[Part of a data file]
++++
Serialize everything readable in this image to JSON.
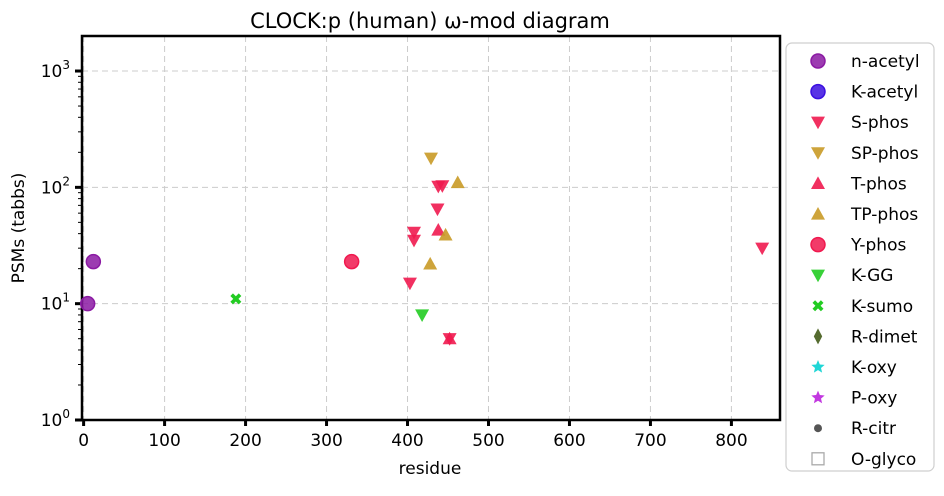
{
  "chart_data": {
    "type": "scatter",
    "title": "CLOCK:p (human) ω-mod diagram",
    "xlabel": "residue",
    "ylabel": "PSMs (tabbs)",
    "xlim": [
      -2,
      860
    ],
    "ylim": [
      1,
      2000
    ],
    "y_scale": "log",
    "grid": true,
    "legend_position": "outside-right",
    "x_ticks": [
      {
        "value": 0,
        "label": "0"
      },
      {
        "value": 100,
        "label": "100"
      },
      {
        "value": 200,
        "label": "200"
      },
      {
        "value": 300,
        "label": "300"
      },
      {
        "value": 400,
        "label": "400"
      },
      {
        "value": 500,
        "label": "500"
      },
      {
        "value": 600,
        "label": "600"
      },
      {
        "value": 700,
        "label": "700"
      },
      {
        "value": 800,
        "label": "800"
      }
    ],
    "y_ticks": [
      {
        "value": 1,
        "base": "10",
        "exp": "0"
      },
      {
        "value": 10,
        "base": "10",
        "exp": "1"
      },
      {
        "value": 100,
        "base": "10",
        "exp": "2"
      },
      {
        "value": 1000,
        "base": "10",
        "exp": "3"
      }
    ],
    "series": [
      {
        "name": "n-acetyl",
        "marker": "circle",
        "color": "#8b1aa3",
        "points": [
          [
            12,
            23
          ],
          [
            5,
            10
          ]
        ]
      },
      {
        "name": "K-acetyl",
        "marker": "circle",
        "color": "#3b0fe0",
        "points": []
      },
      {
        "name": "S-phos",
        "marker": "triangle-down",
        "color": "#f0194f",
        "points": [
          [
            403,
            15
          ],
          [
            408,
            35
          ],
          [
            437,
            65
          ],
          [
            443,
            103
          ],
          [
            838,
            30
          ],
          [
            408,
            41
          ],
          [
            452,
            5
          ],
          [
            438,
            102
          ]
        ]
      },
      {
        "name": "SP-phos",
        "marker": "triangle-down",
        "color": "#c99a26",
        "points": [
          [
            429,
            178
          ]
        ]
      },
      {
        "name": "T-phos",
        "marker": "triangle-up",
        "color": "#f0194f",
        "points": [
          [
            452,
            5
          ],
          [
            438,
            43
          ]
        ]
      },
      {
        "name": "TP-phos",
        "marker": "triangle-up",
        "color": "#c99a26",
        "points": [
          [
            462,
            110
          ],
          [
            447,
            39
          ],
          [
            428,
            22
          ]
        ]
      },
      {
        "name": "Y-phos",
        "marker": "circle",
        "color": "#f0194f",
        "points": [
          [
            331,
            23
          ]
        ]
      },
      {
        "name": "K-GG",
        "marker": "triangle-down",
        "color": "#22cc22",
        "points": [
          [
            418,
            8
          ]
        ]
      },
      {
        "name": "K-sumo",
        "marker": "x-cross",
        "color": "#22cc22",
        "points": [
          [
            188,
            11
          ]
        ]
      },
      {
        "name": "R-dimet",
        "marker": "diamond",
        "color": "#556b2f",
        "points": []
      },
      {
        "name": "K-oxy",
        "marker": "star",
        "color": "#1fd6d6",
        "points": []
      },
      {
        "name": "P-oxy",
        "marker": "star",
        "color": "#c238e0",
        "points": []
      },
      {
        "name": "R-citr",
        "marker": "dot",
        "color": "#555555",
        "points": []
      },
      {
        "name": "O-glyco",
        "marker": "square-open",
        "color": "#aaaaaa",
        "points": []
      }
    ]
  }
}
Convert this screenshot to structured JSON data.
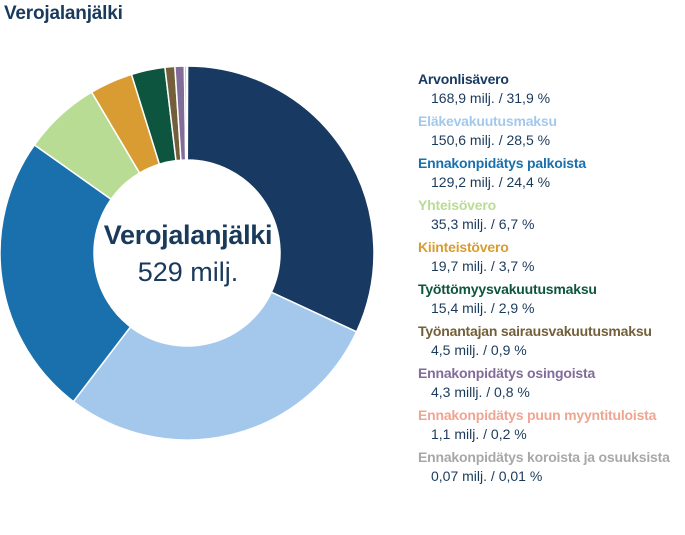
{
  "header": {
    "title": "Verojalanjälki"
  },
  "center": {
    "title": "Verojalanjälki",
    "value": "529 milj."
  },
  "chart_data": {
    "type": "pie",
    "donut": true,
    "title": "Verojalanjälki",
    "total": "529 milj.",
    "legend_position": "right",
    "series": [
      {
        "name": "Arvonlisävero",
        "value": 168.9,
        "percent": 31.9,
        "label": "168,9 milj. / 31,9 %",
        "color": "#183a62"
      },
      {
        "name": "Eläkevakuutusmaksu",
        "value": 150.6,
        "percent": 28.5,
        "label": "150,6 milj. / 28,5 %",
        "color": "#a4c8ec"
      },
      {
        "name": "Ennakonpidätys palkoista",
        "value": 129.2,
        "percent": 24.4,
        "label": "129,2 milj. / 24,4 %",
        "color": "#1a70ac"
      },
      {
        "name": "Yhteisövero",
        "value": 35.3,
        "percent": 6.7,
        "label": "35,3 milj. / 6,7 %",
        "color": "#b9dc95"
      },
      {
        "name": "Kiinteistövero",
        "value": 19.7,
        "percent": 3.7,
        "label": "19,7 milj. / 3,7 %",
        "color": "#d99c33"
      },
      {
        "name": "Työttömyysvakuutusmaksu",
        "value": 15.4,
        "percent": 2.9,
        "label": "15,4 milj. / 2,9 %",
        "color": "#0e5540"
      },
      {
        "name": "Työnantajan sairausvakuutusmaksu",
        "value": 4.5,
        "percent": 0.9,
        "label": "4,5 milj. / 0,9  %",
        "color": "#73603a"
      },
      {
        "name": "Ennakonpidätys osingoista",
        "value": 4.3,
        "percent": 0.8,
        "label": "4,3 millj. / 0,8 %",
        "color": "#826c9a"
      },
      {
        "name": "Ennakonpidätys puun myyntituloista",
        "value": 1.1,
        "percent": 0.2,
        "label": "1,1 milj. / 0,2 %",
        "color": "#eea592"
      },
      {
        "name": "Ennakonpidätys koroista ja osuuksista",
        "value": 0.07,
        "percent": 0.01,
        "label": "0,07 milj. / 0,01 %",
        "color": "#a8a8a8"
      }
    ]
  }
}
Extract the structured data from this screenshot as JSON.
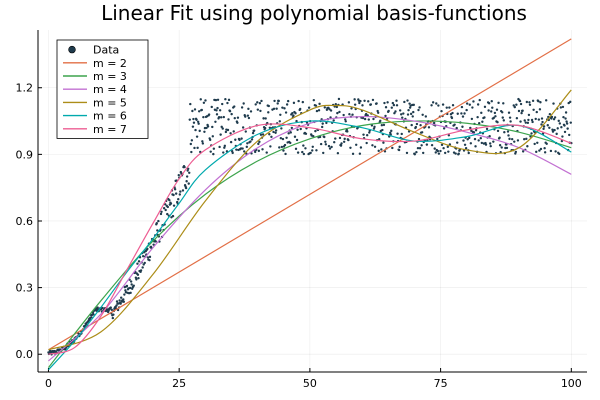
{
  "chart_data": {
    "type": "scatter",
    "title": "Linear Fit using polynomial basis-functions",
    "xlabel": "",
    "ylabel": "",
    "xlim": [
      -2,
      103
    ],
    "ylim": [
      -0.08,
      1.46
    ],
    "x_ticks": [
      0,
      25,
      50,
      75,
      100
    ],
    "x_tick_labels": [
      "0",
      "25",
      "50",
      "75",
      "100"
    ],
    "y_ticks": [
      0.0,
      0.3,
      0.6,
      0.9,
      1.2
    ],
    "y_tick_labels": [
      "0.0",
      "0.3",
      "0.6",
      "0.9",
      "1.2"
    ],
    "grid": true,
    "legend_position": "top-left",
    "scatter": {
      "name": "Data",
      "color": "#1f3b4d",
      "x_range": [
        0,
        100
      ],
      "n_points": 1000,
      "generator": "plateau-with-noise",
      "plateau_levels": [
        0.9,
        1.15
      ]
    },
    "series": [
      {
        "name": "m = 2",
        "color": "#e26f46",
        "x": [
          0,
          100
        ],
        "y": [
          0.02,
          1.42
        ]
      },
      {
        "name": "m = 3",
        "color": "#3da44d",
        "x": [
          0,
          10,
          20,
          30,
          40,
          50,
          60,
          70,
          80,
          90,
          100
        ],
        "y": [
          -0.06,
          0.24,
          0.51,
          0.72,
          0.87,
          0.97,
          1.03,
          1.05,
          1.04,
          1.0,
          0.93
        ]
      },
      {
        "name": "m = 4",
        "color": "#c271d2",
        "x": [
          0,
          10,
          20,
          30,
          40,
          50,
          60,
          70,
          80,
          90,
          100
        ],
        "y": [
          -0.03,
          0.18,
          0.48,
          0.74,
          0.93,
          1.04,
          1.07,
          1.05,
          1.0,
          0.93,
          0.81
        ]
      },
      {
        "name": "m = 5",
        "color": "#ac8d18",
        "x": [
          0,
          10,
          20,
          30,
          40,
          50,
          55,
          60,
          70,
          80,
          90,
          100
        ],
        "y": [
          0.02,
          0.1,
          0.36,
          0.69,
          0.96,
          1.1,
          1.12,
          1.1,
          1.0,
          0.92,
          0.93,
          1.19
        ]
      },
      {
        "name": "m = 6",
        "color": "#00a9ad",
        "x": [
          0,
          5,
          10,
          15,
          20,
          25,
          30,
          40,
          50,
          60,
          70,
          80,
          90,
          100
        ],
        "y": [
          -0.07,
          0.06,
          0.21,
          0.37,
          0.52,
          0.68,
          0.83,
          0.99,
          1.05,
          1.02,
          0.96,
          0.98,
          1.03,
          0.91
        ]
      },
      {
        "name": "m = 7",
        "color": "#ed5d92",
        "x": [
          0,
          5,
          10,
          15,
          20,
          25,
          30,
          40,
          50,
          60,
          70,
          80,
          90,
          100
        ],
        "y": [
          0.0,
          0.03,
          0.17,
          0.38,
          0.59,
          0.79,
          0.92,
          1.03,
          1.02,
          0.97,
          0.96,
          1.01,
          1.03,
          0.95
        ]
      }
    ]
  }
}
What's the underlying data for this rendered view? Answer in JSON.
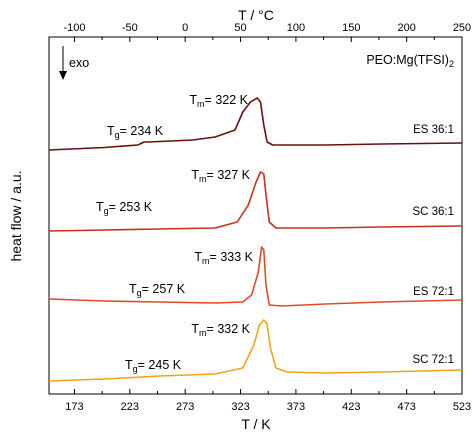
{
  "chart_data": {
    "type": "line",
    "xlabel": "T / K",
    "ylabel": "heat flow / a.u.",
    "x2label": "T / °C",
    "xlim": [
      150,
      523
    ],
    "x_ticks": [
      "173",
      "223",
      "273",
      "323",
      "373",
      "423",
      "473",
      "523"
    ],
    "x2_ticks": [
      "-100",
      "-50",
      "0",
      "50",
      "100",
      "150",
      "200",
      "250"
    ],
    "y_ticks_shown": false,
    "grid": false,
    "annotations": {
      "exo": "exo",
      "sample": "PEO:Mg(TFSI)",
      "sample_sub": "2"
    },
    "series": [
      {
        "name": "ES 36:1",
        "color": "#6b0f0f",
        "tm_text": "T",
        "tm_sub": "m",
        "tm_val": "= 322 K",
        "tg_text": "T",
        "tg_sub": "g",
        "tg_val": "= 234 K",
        "points": [
          [
            150,
            150
          ],
          [
            200,
            147.5
          ],
          [
            230,
            145
          ],
          [
            236,
            142
          ],
          [
            240,
            142
          ],
          [
            280,
            140
          ],
          [
            300,
            137
          ],
          [
            318,
            130
          ],
          [
            325,
            112
          ],
          [
            332,
            102
          ],
          [
            338,
            98
          ],
          [
            341,
            102
          ],
          [
            344,
            125
          ],
          [
            347,
            142
          ],
          [
            352,
            145
          ],
          [
            400,
            145
          ],
          [
            450,
            144
          ],
          [
            523,
            143
          ]
        ]
      },
      {
        "name": "SC 36:1",
        "color": "#c3321c",
        "tm_text": "T",
        "tm_sub": "m",
        "tm_val": "= 327 K",
        "tg_text": "T",
        "tg_sub": "g",
        "tg_val": "= 253 K",
        "points": [
          [
            150,
            231
          ],
          [
            200,
            230
          ],
          [
            250,
            229
          ],
          [
            300,
            228
          ],
          [
            320,
            222
          ],
          [
            330,
            205
          ],
          [
            337,
            182
          ],
          [
            341,
            172
          ],
          [
            344,
            174
          ],
          [
            346,
            195
          ],
          [
            349,
            222
          ],
          [
            355,
            228
          ],
          [
            400,
            228
          ],
          [
            450,
            227
          ],
          [
            523,
            226
          ]
        ]
      },
      {
        "name": "ES 72:1",
        "color": "#e04a2a",
        "tm_text": "T",
        "tm_sub": "m",
        "tm_val": "= 333 K",
        "tg_text": "T",
        "tg_sub": "g",
        "tg_val": "= 257 K",
        "points": [
          [
            150,
            299
          ],
          [
            200,
            301
          ],
          [
            250,
            302
          ],
          [
            300,
            303
          ],
          [
            325,
            302
          ],
          [
            333,
            295
          ],
          [
            339,
            272
          ],
          [
            342,
            247
          ],
          [
            344,
            250
          ],
          [
            346,
            285
          ],
          [
            349,
            305
          ],
          [
            360,
            306
          ],
          [
            400,
            304
          ],
          [
            450,
            302
          ],
          [
            523,
            300
          ]
        ]
      },
      {
        "name": "SC 72:1",
        "color": "#f4a21c",
        "tm_text": "T",
        "tm_sub": "m",
        "tm_val": "= 332 K",
        "tg_text": "T",
        "tg_sub": "g",
        "tg_val": "= 245 K",
        "points": [
          [
            150,
            381
          ],
          [
            200,
            379
          ],
          [
            250,
            376
          ],
          [
            300,
            374
          ],
          [
            325,
            368
          ],
          [
            335,
            345
          ],
          [
            340,
            325
          ],
          [
            344,
            320
          ],
          [
            347,
            324
          ],
          [
            350,
            348
          ],
          [
            355,
            368
          ],
          [
            365,
            372
          ],
          [
            400,
            373
          ],
          [
            450,
            372
          ],
          [
            523,
            370
          ]
        ]
      }
    ]
  }
}
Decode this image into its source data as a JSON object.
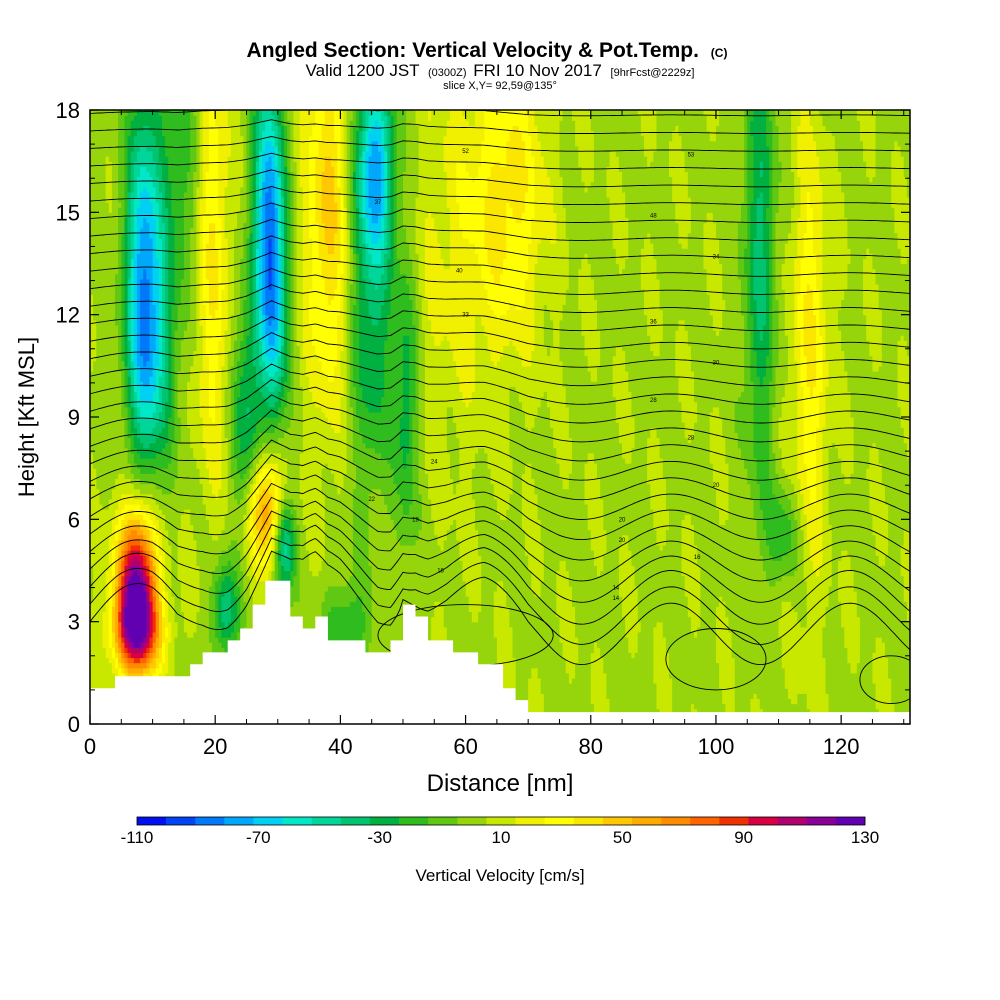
++++
## What you have to do
Find the lines above that contain the word "Ennakonpidätys" and collect them.

## Result of this exercise
        "name": "Ennakonpidätys palkoista",
        "name": "Ennakonpidätys osingoista",
        "name": "Ennakonpidätys puun myyntituloista",
        "name": "Ennakonpidätys koroista ja osuuksista",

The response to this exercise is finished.